_Instruction_.
Report each line of the data that has "physiques" somewhere in it.

_Exercise input_.
· · · ·

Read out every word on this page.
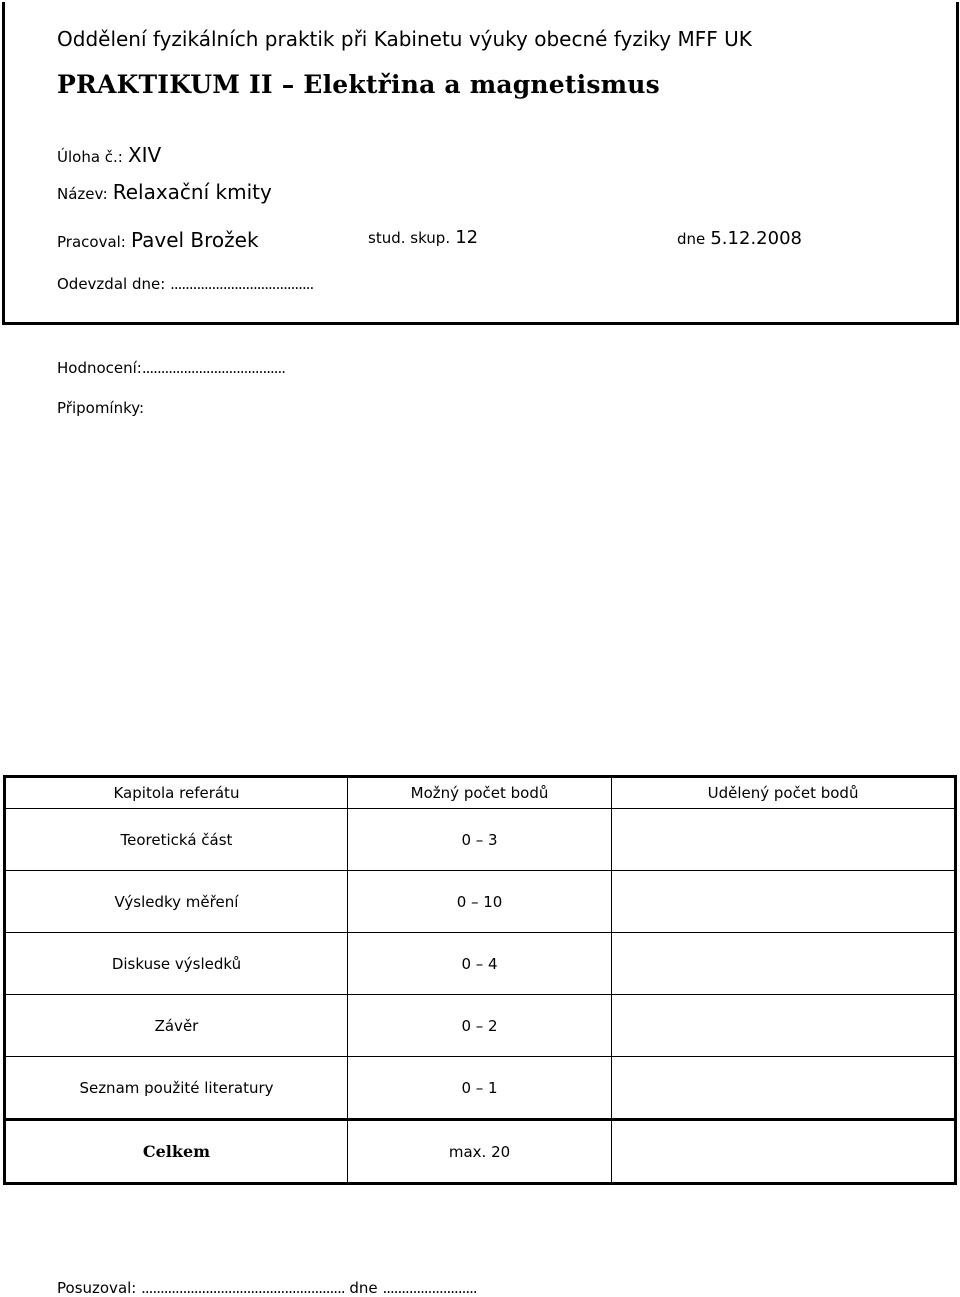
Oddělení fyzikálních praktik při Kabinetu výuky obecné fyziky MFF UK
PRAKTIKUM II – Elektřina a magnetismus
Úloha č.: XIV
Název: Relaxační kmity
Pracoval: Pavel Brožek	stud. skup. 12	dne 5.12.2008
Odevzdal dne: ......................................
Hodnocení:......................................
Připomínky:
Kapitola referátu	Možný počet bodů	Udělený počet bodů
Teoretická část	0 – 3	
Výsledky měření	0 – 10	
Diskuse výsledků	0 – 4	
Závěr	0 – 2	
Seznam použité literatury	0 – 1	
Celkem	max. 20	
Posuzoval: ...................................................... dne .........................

· · · ·

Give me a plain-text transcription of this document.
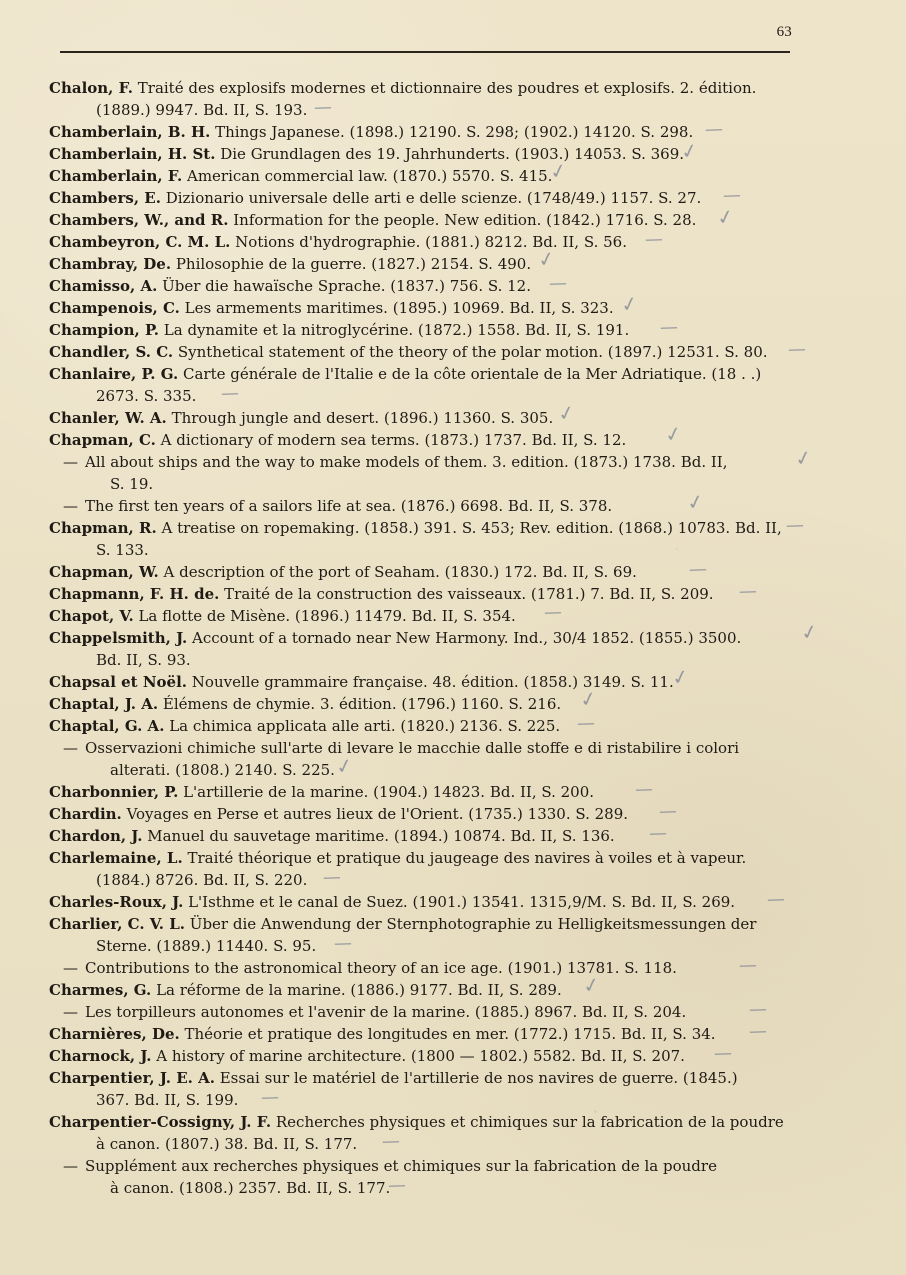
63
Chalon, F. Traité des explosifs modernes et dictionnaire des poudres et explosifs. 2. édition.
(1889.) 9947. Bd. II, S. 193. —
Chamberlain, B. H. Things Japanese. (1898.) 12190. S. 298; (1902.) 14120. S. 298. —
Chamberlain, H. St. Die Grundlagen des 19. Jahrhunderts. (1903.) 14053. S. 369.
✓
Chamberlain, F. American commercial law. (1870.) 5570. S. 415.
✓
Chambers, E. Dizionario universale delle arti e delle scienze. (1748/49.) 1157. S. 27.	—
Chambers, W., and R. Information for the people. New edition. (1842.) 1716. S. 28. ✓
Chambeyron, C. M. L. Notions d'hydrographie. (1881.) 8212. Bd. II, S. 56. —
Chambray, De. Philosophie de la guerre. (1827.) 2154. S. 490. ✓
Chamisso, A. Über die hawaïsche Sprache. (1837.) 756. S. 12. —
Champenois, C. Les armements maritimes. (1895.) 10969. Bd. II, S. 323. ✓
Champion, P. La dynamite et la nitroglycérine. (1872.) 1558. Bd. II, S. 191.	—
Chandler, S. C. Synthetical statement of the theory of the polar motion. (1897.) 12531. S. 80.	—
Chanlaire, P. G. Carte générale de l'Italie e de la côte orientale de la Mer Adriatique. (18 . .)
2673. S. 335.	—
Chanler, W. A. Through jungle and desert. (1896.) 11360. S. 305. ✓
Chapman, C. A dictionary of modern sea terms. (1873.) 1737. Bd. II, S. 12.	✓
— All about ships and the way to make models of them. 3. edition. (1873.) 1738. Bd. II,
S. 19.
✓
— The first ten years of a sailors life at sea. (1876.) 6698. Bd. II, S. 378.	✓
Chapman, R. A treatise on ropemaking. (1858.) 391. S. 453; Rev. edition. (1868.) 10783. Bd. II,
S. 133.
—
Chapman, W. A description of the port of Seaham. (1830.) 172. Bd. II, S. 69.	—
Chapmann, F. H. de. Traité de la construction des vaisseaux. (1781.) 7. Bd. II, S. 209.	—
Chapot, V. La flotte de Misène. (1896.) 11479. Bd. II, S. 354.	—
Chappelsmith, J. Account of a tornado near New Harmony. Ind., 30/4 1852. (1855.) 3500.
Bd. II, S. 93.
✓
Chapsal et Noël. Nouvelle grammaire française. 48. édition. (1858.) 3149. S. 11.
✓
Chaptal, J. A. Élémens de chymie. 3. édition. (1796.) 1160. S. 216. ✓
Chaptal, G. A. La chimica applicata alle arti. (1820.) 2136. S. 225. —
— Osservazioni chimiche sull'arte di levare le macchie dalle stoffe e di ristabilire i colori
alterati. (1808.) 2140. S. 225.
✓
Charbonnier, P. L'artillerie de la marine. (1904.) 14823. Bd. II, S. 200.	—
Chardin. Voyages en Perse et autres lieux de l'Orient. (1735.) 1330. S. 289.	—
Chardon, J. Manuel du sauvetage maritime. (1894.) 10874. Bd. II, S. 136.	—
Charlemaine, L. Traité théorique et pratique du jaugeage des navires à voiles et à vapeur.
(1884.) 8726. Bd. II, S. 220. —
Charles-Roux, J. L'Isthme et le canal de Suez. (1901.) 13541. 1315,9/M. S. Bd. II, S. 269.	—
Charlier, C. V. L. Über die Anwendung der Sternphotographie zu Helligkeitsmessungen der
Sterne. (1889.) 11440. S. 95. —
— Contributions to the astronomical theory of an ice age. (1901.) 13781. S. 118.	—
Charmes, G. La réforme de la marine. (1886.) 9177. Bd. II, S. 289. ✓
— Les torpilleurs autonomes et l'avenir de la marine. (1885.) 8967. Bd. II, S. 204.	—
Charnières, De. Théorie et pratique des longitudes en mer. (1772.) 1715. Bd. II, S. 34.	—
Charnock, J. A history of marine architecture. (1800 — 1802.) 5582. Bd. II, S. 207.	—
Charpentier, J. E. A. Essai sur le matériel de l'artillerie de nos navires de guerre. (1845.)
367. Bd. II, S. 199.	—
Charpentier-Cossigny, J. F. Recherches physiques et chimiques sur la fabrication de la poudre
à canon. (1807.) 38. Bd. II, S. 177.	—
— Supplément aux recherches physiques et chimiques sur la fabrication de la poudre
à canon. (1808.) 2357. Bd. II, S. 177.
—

· · · ·

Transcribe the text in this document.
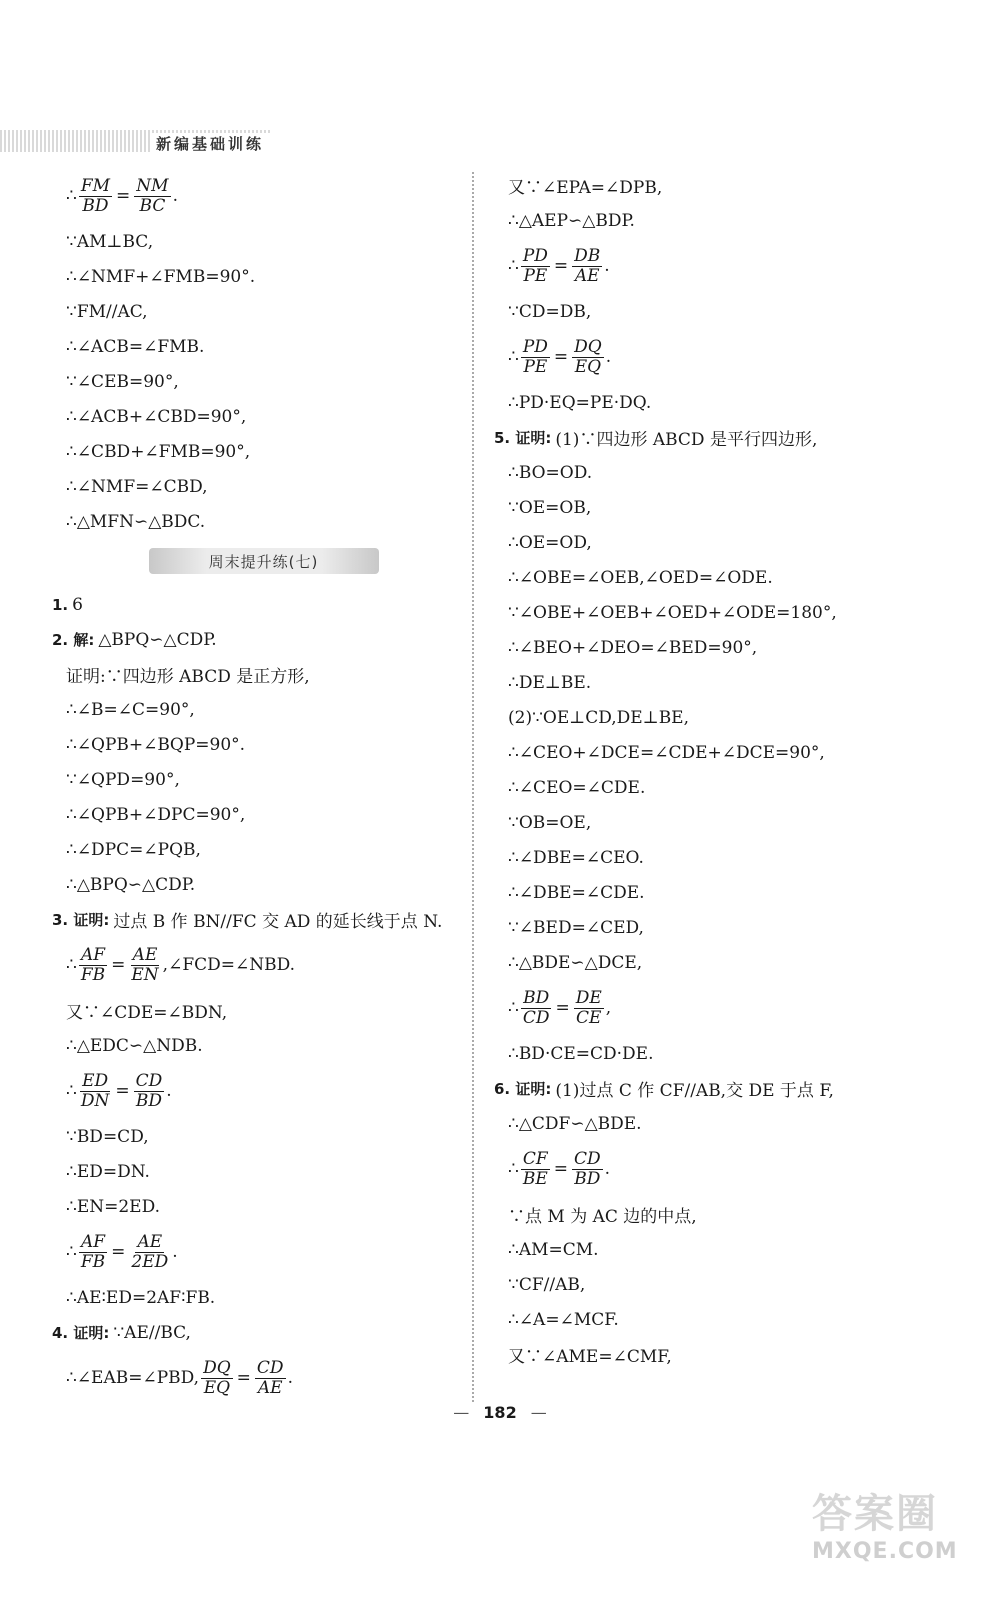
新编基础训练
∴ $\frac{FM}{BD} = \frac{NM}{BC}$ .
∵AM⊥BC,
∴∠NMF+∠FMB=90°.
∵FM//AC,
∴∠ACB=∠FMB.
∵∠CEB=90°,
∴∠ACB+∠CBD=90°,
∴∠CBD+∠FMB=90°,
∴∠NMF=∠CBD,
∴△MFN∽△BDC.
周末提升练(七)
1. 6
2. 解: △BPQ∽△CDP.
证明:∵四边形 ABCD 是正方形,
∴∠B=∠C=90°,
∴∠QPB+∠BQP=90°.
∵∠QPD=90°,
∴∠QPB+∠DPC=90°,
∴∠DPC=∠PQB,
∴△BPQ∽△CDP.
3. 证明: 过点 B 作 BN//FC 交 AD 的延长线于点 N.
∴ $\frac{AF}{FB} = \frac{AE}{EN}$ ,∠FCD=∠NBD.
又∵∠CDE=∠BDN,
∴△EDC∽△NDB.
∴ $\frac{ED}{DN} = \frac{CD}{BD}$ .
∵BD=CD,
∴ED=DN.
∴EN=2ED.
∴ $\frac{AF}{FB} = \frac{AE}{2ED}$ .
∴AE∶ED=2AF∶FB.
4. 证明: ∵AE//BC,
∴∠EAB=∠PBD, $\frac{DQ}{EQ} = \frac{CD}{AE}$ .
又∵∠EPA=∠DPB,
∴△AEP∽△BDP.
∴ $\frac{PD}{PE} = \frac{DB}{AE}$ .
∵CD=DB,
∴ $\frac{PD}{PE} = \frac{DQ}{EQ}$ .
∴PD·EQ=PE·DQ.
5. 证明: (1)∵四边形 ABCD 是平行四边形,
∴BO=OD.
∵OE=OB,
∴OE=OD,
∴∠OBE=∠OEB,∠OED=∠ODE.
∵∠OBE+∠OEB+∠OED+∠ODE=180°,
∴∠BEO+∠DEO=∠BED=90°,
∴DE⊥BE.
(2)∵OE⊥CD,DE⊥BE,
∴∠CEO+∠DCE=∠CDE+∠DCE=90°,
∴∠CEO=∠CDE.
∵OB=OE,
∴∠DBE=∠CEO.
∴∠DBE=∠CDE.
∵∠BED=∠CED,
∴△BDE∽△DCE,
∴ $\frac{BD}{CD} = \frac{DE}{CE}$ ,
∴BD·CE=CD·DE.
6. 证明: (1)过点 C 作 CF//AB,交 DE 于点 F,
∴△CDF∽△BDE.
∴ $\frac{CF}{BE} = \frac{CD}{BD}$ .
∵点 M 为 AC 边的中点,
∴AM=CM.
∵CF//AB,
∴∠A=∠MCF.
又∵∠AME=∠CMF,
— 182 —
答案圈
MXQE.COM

· · · ·

_Correct response_.
Charpentier-Cossigny, J. F. Recherches physiques et chimiques sur la fabrication de la poudre
— Supplément aux recherches physiques et chimiques sur la fabrication de la poudre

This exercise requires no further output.